* [Short problem] Type every record exactly as it appears.

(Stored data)
# # # #

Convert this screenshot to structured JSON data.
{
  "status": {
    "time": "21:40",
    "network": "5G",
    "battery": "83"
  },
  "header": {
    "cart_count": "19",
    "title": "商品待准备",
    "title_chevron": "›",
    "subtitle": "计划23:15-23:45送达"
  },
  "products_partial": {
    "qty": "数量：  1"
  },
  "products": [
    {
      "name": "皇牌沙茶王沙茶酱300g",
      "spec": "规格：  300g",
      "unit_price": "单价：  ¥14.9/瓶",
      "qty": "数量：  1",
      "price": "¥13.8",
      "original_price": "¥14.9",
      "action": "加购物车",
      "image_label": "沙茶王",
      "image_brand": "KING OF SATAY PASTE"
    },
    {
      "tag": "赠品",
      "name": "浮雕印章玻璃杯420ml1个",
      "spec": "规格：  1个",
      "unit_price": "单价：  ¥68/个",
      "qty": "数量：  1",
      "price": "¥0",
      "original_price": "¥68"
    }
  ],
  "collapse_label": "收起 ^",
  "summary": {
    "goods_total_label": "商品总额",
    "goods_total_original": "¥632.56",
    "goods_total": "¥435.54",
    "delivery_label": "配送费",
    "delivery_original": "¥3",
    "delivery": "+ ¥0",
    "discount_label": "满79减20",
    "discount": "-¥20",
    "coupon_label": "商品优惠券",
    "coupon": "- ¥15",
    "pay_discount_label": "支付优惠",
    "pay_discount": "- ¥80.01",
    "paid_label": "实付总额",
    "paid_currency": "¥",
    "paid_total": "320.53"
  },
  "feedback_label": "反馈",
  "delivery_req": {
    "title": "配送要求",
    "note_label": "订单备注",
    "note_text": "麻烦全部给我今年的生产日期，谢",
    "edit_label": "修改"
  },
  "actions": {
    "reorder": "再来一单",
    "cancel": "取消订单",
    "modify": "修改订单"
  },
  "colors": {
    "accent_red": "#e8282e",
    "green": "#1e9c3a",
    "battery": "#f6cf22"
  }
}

# # # #

* [Written response]
Convert this screenshot to structured JSON data.
{
  "status": {
    "time": "21:40",
    "network": "5G",
    "battery": "83"
  },
  "header": {
    "cart_count": "19",
    "title": "商品待准备",
    "title_chevron": "›",
    "subtitle": "计划23:15-23:45送达"
  },
  "products_partial": {
    "qty": "数量：  1"
  },
  "products": [
    {
      "name": "皇牌沙茶王沙茶酱300g",
      "spec": "规格：  300g",
      "unit_price": "单价：  ¥14.9/瓶",
      "qty": "数量：  1",
      "price": "¥13.8",
      "original_price": "¥14.9",
      "action": "加购物车",
      "image_label": "沙茶王",
      "image_brand": "KING OF SATAY PASTE"
    },
    {
      "tag": "赠品",
      "name": "浮雕印章玻璃杯420ml1个",
      "spec": "规格：  1个",
      "unit_price": "单价：  ¥68/个",
      "qty": "数量：  1",
      "price": "¥0",
      "original_price": "¥68"
    }
  ],
  "collapse_label": "收起 ^",
  "summary": {
    "goods_total_label": "商品总额",
    "goods_total_original": "¥632.56",
    "goods_total": "¥435.54",
    "delivery_label": "配送费",
    "delivery_original": "¥3",
    "delivery": "+ ¥0",
    "discount_label": "满79减20",
    "discount": "-¥20",
    "coupon_label": "商品优惠券",
    "coupon": "- ¥15",
    "pay_discount_label": "支付优惠",
    "pay_discount": "- ¥80.01",
    "paid_label": "实付总额",
    "paid_currency": "¥",
    "paid_total": "320.53"
  },
  "feedback_label": "反馈",
  "delivery_req": {
    "title": "配送要求",
    "note_label": "订单备注",
    "note_text": "麻烦全部给我今年的生产日期，谢",
    "edit_label": "修改"
  },
  "actions": {
    "reorder": "再来一单",
    "cancel": "取消订单",
    "modify": "修改订单"
  },
  "colors": {
    "accent_red": "#e8282e",
    "green": "#1e9c3a",
    "battery": "#f6cf22"
  }
}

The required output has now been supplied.